> _What you need to do_: This exercise calls for all the entries that follow to be set down exactly, without their images.

Stored entries:
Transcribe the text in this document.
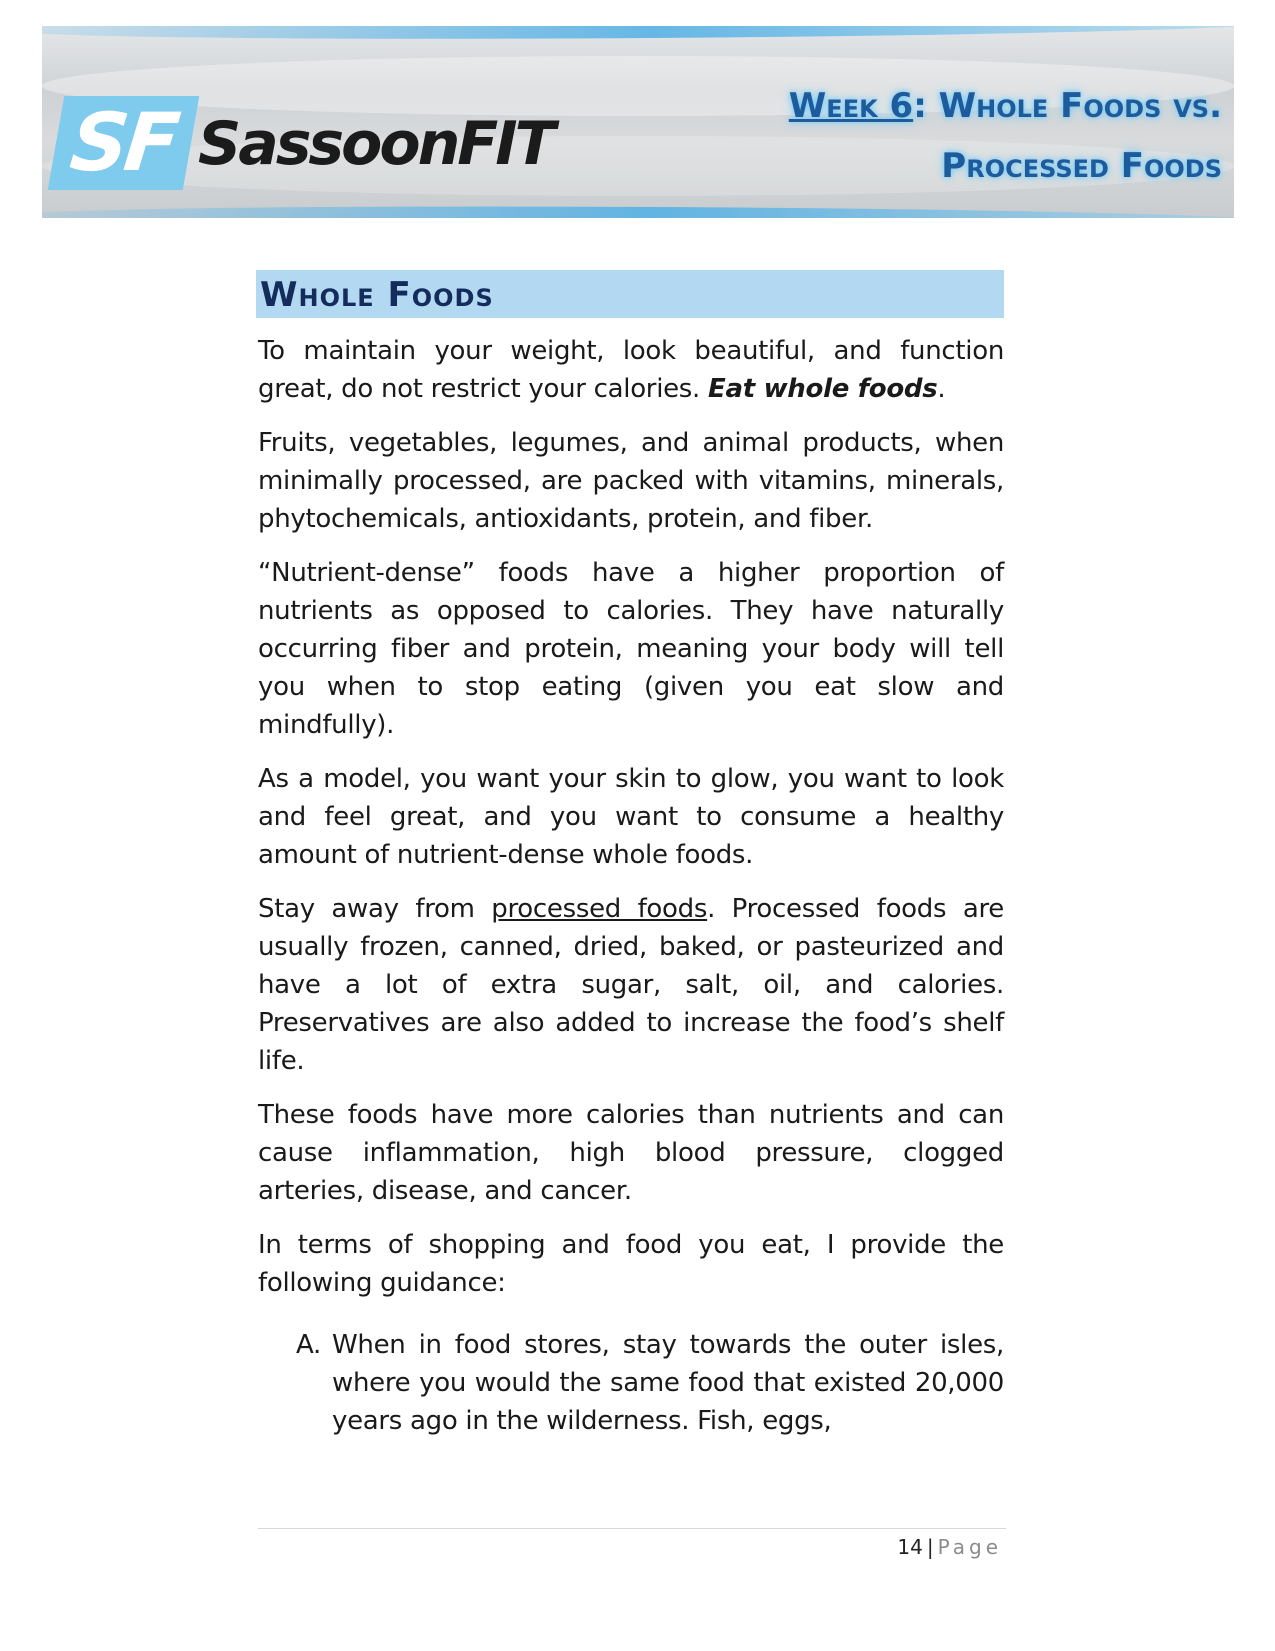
SF SassoonFIT
Week 6: Whole Foods vs.
Processed Foods
Whole Foods

To maintain your weight, look beautiful, and function great, do not restrict your calories. Eat whole foods.

Fruits, vegetables, legumes, and animal products, when minimally processed, are packed with vitamins, minerals, phytochemicals, antioxidants, protein, and fiber.

“Nutrient-dense” foods have a higher proportion of nutrients as opposed to calories. They have naturally occurring fiber and protein, meaning your body will tell you when to stop eating (given you eat slow and mindfully).

As a model, you want your skin to glow, you want to look and feel great, and you want to consume a healthy amount of nutrient-dense whole foods.

Stay away from processed foods. Processed foods are usually frozen, canned, dried, baked, or pasteurized and have a lot of extra sugar, salt, oil, and calories. Preservatives are also added to increase the food’s shelf life.

These foods have more calories than nutrients and can cause inflammation, high blood pressure, clogged arteries, disease, and cancer.

In terms of shopping and food you eat, I provide the following guidance:

A. When in food stores, stay towards the outer isles, where you would the same food that existed 20,000 years ago in the wilderness. Fish, eggs,
14 | Page
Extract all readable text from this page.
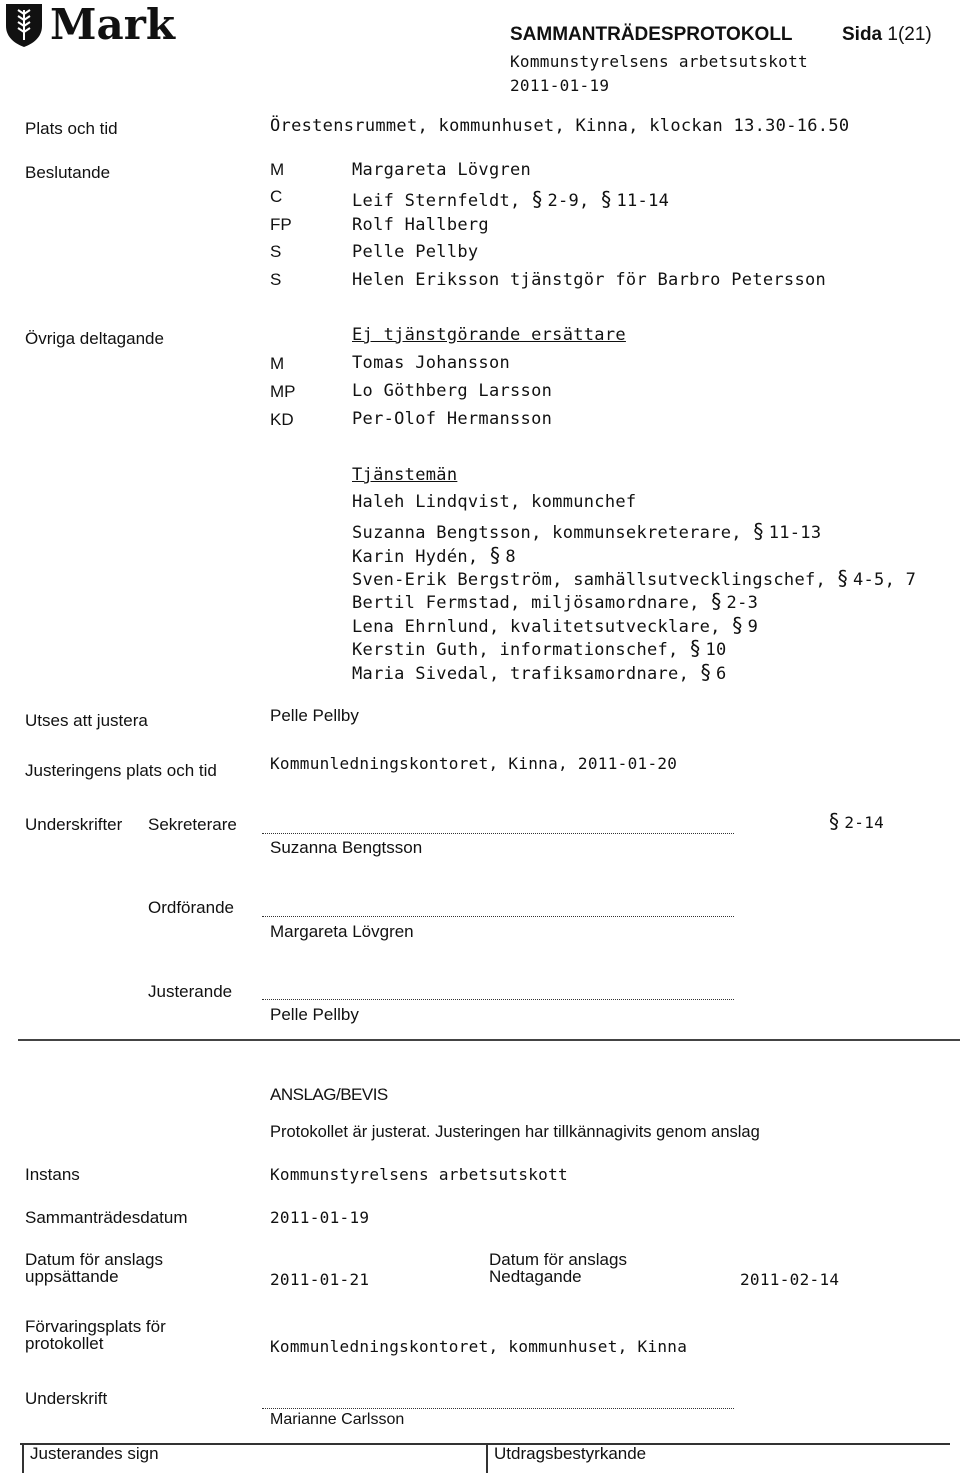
Mark	SAMMANTRÄDESPROTOKOLL	Sida 1(21)
Kommunstyrelsens arbetsutskott
2011-01-19
Plats och tid	Örestensrummet, kommunhuset, Kinna, klockan 13.30-16.50
Beslutande	M	Margareta Lövgren
C	Leif Sternfeldt, § 2-9, § 11-14
FP	Rolf Hallberg
S	Pelle Pellby
S	Helen Eriksson tjänstgör för Barbro Petersson
Övriga deltagande	Ej tjänstgörande ersättare
M	Tomas Johansson
MP	Lo Göthberg Larsson
KD	Per-Olof Hermansson
Tjänstemän
Haleh Lindqvist, kommunchef
Suzanna Bengtsson, kommunsekreterare, § 11-13
Karin Hydén, § 8
Sven-Erik Bergström, samhällsutvecklingschef, § 4-5, 7
Bertil Fermstad, miljösamordnare, § 2-3
Lena Ehrnlund, kvalitetsutvecklare, § 9
Kerstin Guth, informationschef, § 10
Maria Sivedal, trafiksamordnare, § 6
Utses att justera	Pelle Pellby
Justeringens plats och tid	Kommunledningskontoret, Kinna, 2011-01-20
Underskrifter Sekreterare
Suzanna Bengtsson
§ 2-14
Ordförande
Margareta Lövgren
Justerande
Pelle Pellby
ANSLAG/BEVIS
Protokollet är justerat. Justeringen har tillkännagivits genom anslag
Instans	Kommunstyrelsens arbetsutskott
Sammanträdesdatum	2011-01-19
Datum för anslags
uppsättande	2011-01-21
Datum för anslags
Nedtagande	2011-02-14
Förvaringsplats för
protokollet	Kommunledningskontoret, kommunhuset, Kinna
Underskrift
Marianne Carlsson
Justerandes sign	Utdragsbestyrkande
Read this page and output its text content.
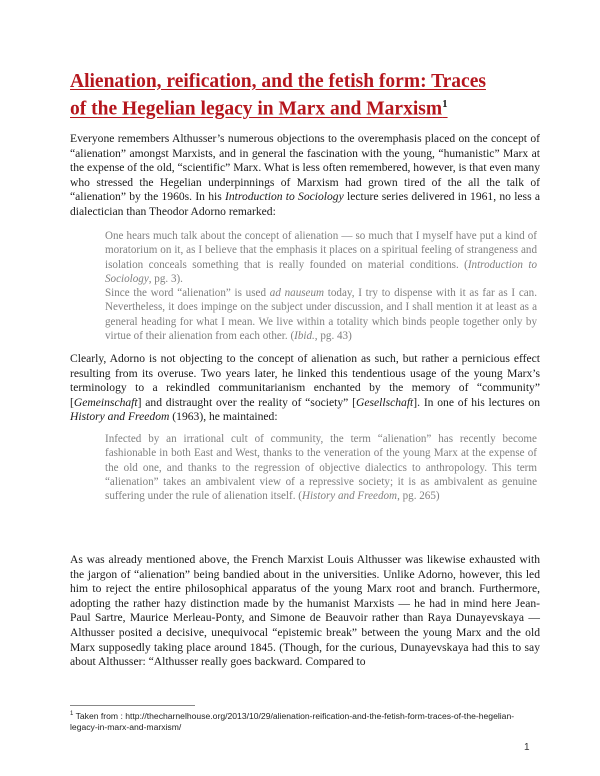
Alienation, reification, and the fetish form: Traces
of the Hegelian legacy in Marx and Marxism$^1$
Everyone remembers Althusser’s numerous objections to the overemphasis placed on the concept of “alienation” amongst Marxists, and in general the fascination with the young, “humanistic” Marx at the expense of the old, “scientific” Marx. What is less often remembered, however, is that even many who stressed the Hegelian underpinnings of Marxism had grown tired of the all the talk of “alienation” by the 1960s. In his Introduction to Sociology lecture series delivered in 1961, no less a dialectician than Theodor Adorno remarked:

One hears much talk about the concept of alienation — so much that I myself have put a kind of moratorium on it, as I believe that the emphasis it places on a spiritual feeling of strangeness and isolation conceals something that is really founded on material conditions. (Introduction to Sociology, pg. 3).

Since the word “alienation” is used ad nauseum today, I try to dispense with it as far as I can. Nevertheless, it does impinge on the subject under discussion, and I shall mention it at least as a general heading for what I mean. We live within a totality which binds people together only by virtue of their alienation from each other. (Ibid., pg. 43)

Clearly, Adorno is not objecting to the concept of alienation as such, but rather a pernicious effect resulting from its overuse. Two years later, he linked this tendentious usage of the young Marx’s terminology to a rekindled communitarianism enchanted by the memory of “community” [Gemeinschaft] and distraught over the reality of “society” [Gesellschaft]. In one of his lectures on History and Freedom (1963), he maintained:
Infected by an irrational cult of community, the term “alienation” has recently become fashionable in both East and West, thanks to the veneration of the young Marx at the expense of the old one, and thanks to the regression of objective dialectics to anthropology. This term “alienation” takes an ambivalent view of a repressive society; it is as ambivalent as genuine suffering under the rule of alienation itself. (History and Freedom, pg. 265)
As was already mentioned above, the French Marxist Louis Althusser was likewise exhausted with the jargon of “alienation” being bandied about in the universities. Unlike Adorno, however, this led him to reject the entire philosophical apparatus of the young Marx root and branch. Furthermore, adopting the rather hazy distinction made by the humanist Marxists — he had in mind here Jean-Paul Sartre, Maurice Merleau-Ponty, and Simone de Beauvoir rather than Raya Dunayevskaya — Althusser posited a decisive, unequivocal “epistemic break” between the young Marx and the old Marx supposedly taking place around 1845. (Though, for the curious, Dunayevskaya had this to say about Althusser: “Althusser really goes backward. Compared to
$^1$ Taken from : http://thecharnelhouse.org/2013/10/29/alienation-reification-and-the-fetish-form-traces-of-the-hegelian-legacy-in-marx-and-marxism/
1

> _Completed task_:
Transcribe the text in this document.
SF SassoonFIT
Week 6: Whole Foods vs.
Processed Foods
Whole Foods

To maintain your weight, look beautiful, and function great, do not restrict your calories. Eat whole foods.

Fruits, vegetables, legumes, and animal products, when minimally processed, are packed with vitamins, minerals, phytochemicals, antioxidants, protein, and fiber.

“Nutrient-dense” foods have a higher proportion of nutrients as opposed to calories. They have naturally occurring fiber and protein, meaning your body will tell you when to stop eating (given you eat slow and mindfully).

As a model, you want your skin to glow, you want to look and feel great, and you want to consume a healthy amount of nutrient-dense whole foods.

Stay away from processed foods. Processed foods are usually frozen, canned, dried, baked, or pasteurized and have a lot of extra sugar, salt, oil, and calories. Preservatives are also added to increase the food’s shelf life.

These foods have more calories than nutrients and can cause inflammation, high blood pressure, clogged arteries, disease, and cancer.

In terms of shopping and food you eat, I provide the following guidance:

A. When in food stores, stay towards the outer isles, where you would the same food that existed 20,000 years ago in the wilderness. Fish, eggs,
14 | Page
Extract all readable text from this page.
Mark	SAMMANTRÄDESPROTOKOLL	Sida 1(21)
Kommunstyrelsens arbetsutskott
2011-01-19
Plats och tid	Örestensrummet, kommunhuset, Kinna, klockan 13.30-16.50
Beslutande	M	Margareta Lövgren
C	Leif Sternfeldt, § 2-9, § 11-14
FP	Rolf Hallberg
S	Pelle Pellby
S	Helen Eriksson tjänstgör för Barbro Petersson
Övriga deltagande	Ej tjänstgörande ersättare
M	Tomas Johansson
MP	Lo Göthberg Larsson
KD	Per-Olof Hermansson
Tjänstemän
Haleh Lindqvist, kommunchef
Suzanna Bengtsson, kommunsekreterare, § 11-13
Karin Hydén, § 8
Sven-Erik Bergström, samhällsutvecklingschef, § 4-5, 7
Bertil Fermstad, miljösamordnare, § 2-3
Lena Ehrnlund, kvalitetsutvecklare, § 9
Kerstin Guth, informationschef, § 10
Maria Sivedal, trafiksamordnare, § 6
Utses att justera	Pelle Pellby
Justeringens plats och tid	Kommunledningskontoret, Kinna, 2011-01-20
Underskrifter Sekreterare
Suzanna Bengtsson
§ 2-14
Ordförande
Margareta Lövgren
Justerande
Pelle Pellby
ANSLAG/BEVIS
Protokollet är justerat. Justeringen har tillkännagivits genom anslag
Instans	Kommunstyrelsens arbetsutskott
Sammanträdesdatum	2011-01-19
Datum för anslags
uppsättande	2011-01-21
Datum för anslags
Nedtagande	2011-02-14
Förvaringsplats för
protokollet	Kommunledningskontoret, kommunhuset, Kinna
Underskrift
Marianne Carlsson
Justerandes sign	Utdragsbestyrkande
Read this page and output its text content.
Alienation, reification, and the fetish form: Traces
of the Hegelian legacy in Marx and Marxism$^1$
Everyone remembers Althusser’s numerous objections to the overemphasis placed on the concept of “alienation” amongst Marxists, and in general the fascination with the young, “humanistic” Marx at the expense of the old, “scientific” Marx. What is less often remembered, however, is that even many who stressed the Hegelian underpinnings of Marxism had grown tired of the all the talk of “alienation” by the 1960s. In his Introduction to Sociology lecture series delivered in 1961, no less a dialectician than Theodor Adorno remarked:

One hears much talk about the concept of alienation — so much that I myself have put a kind of moratorium on it, as I believe that the emphasis it places on a spiritual feeling of strangeness and isolation conceals something that is really founded on material conditions. (Introduction to Sociology, pg. 3).

Since the word “alienation” is used ad nauseum today, I try to dispense with it as far as I can. Nevertheless, it does impinge on the subject under discussion, and I shall mention it at least as a general heading for what I mean. We live within a totality which binds people together only by virtue of their alienation from each other. (Ibid., pg. 43)

Clearly, Adorno is not objecting to the concept of alienation as such, but rather a pernicious effect resulting from its overuse. Two years later, he linked this tendentious usage of the young Marx’s terminology to a rekindled communitarianism enchanted by the memory of “community” [Gemeinschaft] and distraught over the reality of “society” [Gesellschaft]. In one of his lectures on History and Freedom (1963), he maintained:
Infected by an irrational cult of community, the term “alienation” has recently become fashionable in both East and West, thanks to the veneration of the young Marx at the expense of the old one, and thanks to the regression of objective dialectics to anthropology. This term “alienation” takes an ambivalent view of a repressive society; it is as ambivalent as genuine suffering under the rule of alienation itself. (History and Freedom, pg. 265)
As was already mentioned above, the French Marxist Louis Althusser was likewise exhausted with the jargon of “alienation” being bandied about in the universities. Unlike Adorno, however, this led him to reject the entire philosophical apparatus of the young Marx root and branch. Furthermore, adopting the rather hazy distinction made by the humanist Marxists — he had in mind here Jean-Paul Sartre, Maurice Merleau-Ponty, and Simone de Beauvoir rather than Raya Dunayevskaya — Althusser posited a decisive, unequivocal “epistemic break” between the young Marx and the old Marx supposedly taking place around 1845. (Though, for the curious, Dunayevskaya had this to say about Althusser: “Althusser really goes backward. Compared to
$^1$ Taken from : http://thecharnelhouse.org/2013/10/29/alienation-reification-and-the-fetish-form-traces-of-the-hegelian-legacy-in-marx-and-marxism/
1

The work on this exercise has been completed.